### What needs to be done:
Copy the records that follow exactly as written, but not their pictures.

### Data for this exercise:
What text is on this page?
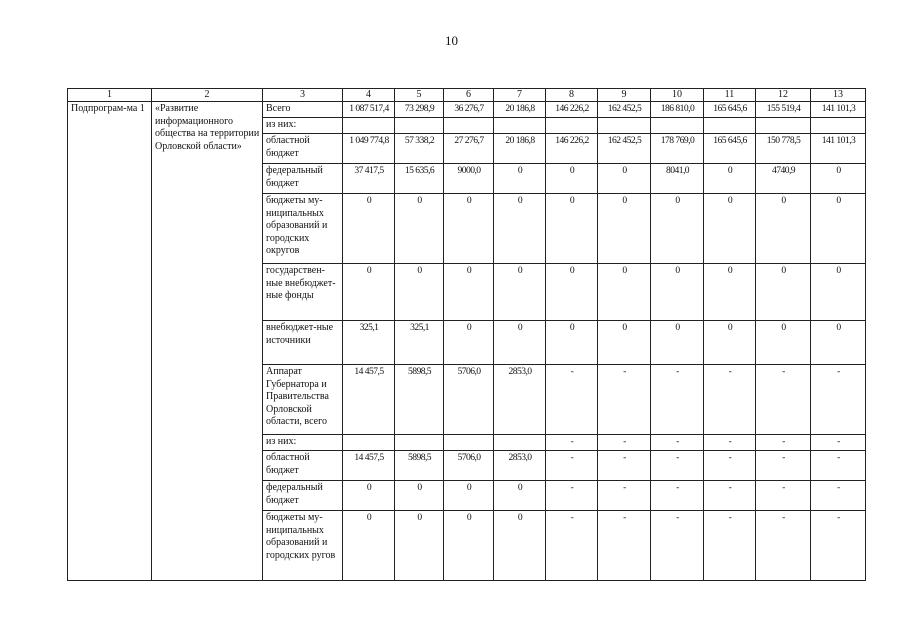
10
1	2	3	4	5	6	7	8	9	10	11	12	13
Подпрограм-ма 1	«Развитие информационного общества на территории Орловской области»	Всего	1 087 517,4	73 298,9	36 276,7	20 186,8	146 226,2	162 452,5	186 810,0	165 645,6	155 519,4	141 101,3
		из них:										
		областной бюджет	1 049 774,8	57 338,2	27 276,7	20 186,8	146 226,2	162 452,5	178 769,0	165 645,6	150 778,5	141 101,3
		федеральный бюджет	37 417,5	15 635,6	9000,0	0	0	0	8041,0	0	4740,9	0
		бюджеты му-ниципальных образований и городских округов	0	0	0	0	0	0	0	0	0	0
		государствен-ные внебюджет-ные фонды	0	0	0	0	0	0	0	0	0	0
		внебюджет-ные источники	325,1	325,1	0	0	0	0	0	0	0	0
		Аппарат Губернатора и Правительства Орловской области, всего	14 457,5	5898,5	5706,0	2853,0	-	-	-	-	-	-
		из них:					-	-	-	-	-	-
		областной бюджет	14 457,5	5898,5	5706,0	2853,0	-	-	-	-	-	-
		федеральный бюджет	0	0	0	0	-	-	-	-	-	-
		бюджеты му-ниципальных образований и городских ругов	0	0	0	0	-	-	-	-	-	-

### Answer for this exercise:
What text is on this page?
10
1	2	3	4	5	6	7	8	9	10	11	12	13
Подпрограм-ма 1	«Развитие информационного общества на территории Орловской области»	Всего	1 087 517,4	73 298,9	36 276,7	20 186,8	146 226,2	162 452,5	186 810,0	165 645,6	155 519,4	141 101,3
		из них:										
		областной бюджет	1 049 774,8	57 338,2	27 276,7	20 186,8	146 226,2	162 452,5	178 769,0	165 645,6	150 778,5	141 101,3
		федеральный бюджет	37 417,5	15 635,6	9000,0	0	0	0	8041,0	0	4740,9	0
		бюджеты му-ниципальных образований и городских округов	0	0	0	0	0	0	0	0	0	0
		государствен-ные внебюджет-ные фонды	0	0	0	0	0	0	0	0	0	0
		внебюджет-ные источники	325,1	325,1	0	0	0	0	0	0	0	0
		Аппарат Губернатора и Правительства Орловской области, всего	14 457,5	5898,5	5706,0	2853,0	-	-	-	-	-	-
		из них:					-	-	-	-	-	-
		областной бюджет	14 457,5	5898,5	5706,0	2853,0	-	-	-	-	-	-
		федеральный бюджет	0	0	0	0	-	-	-	-	-	-
		бюджеты му-ниципальных образований и городских ругов	0	0	0	0	-	-	-	-	-	-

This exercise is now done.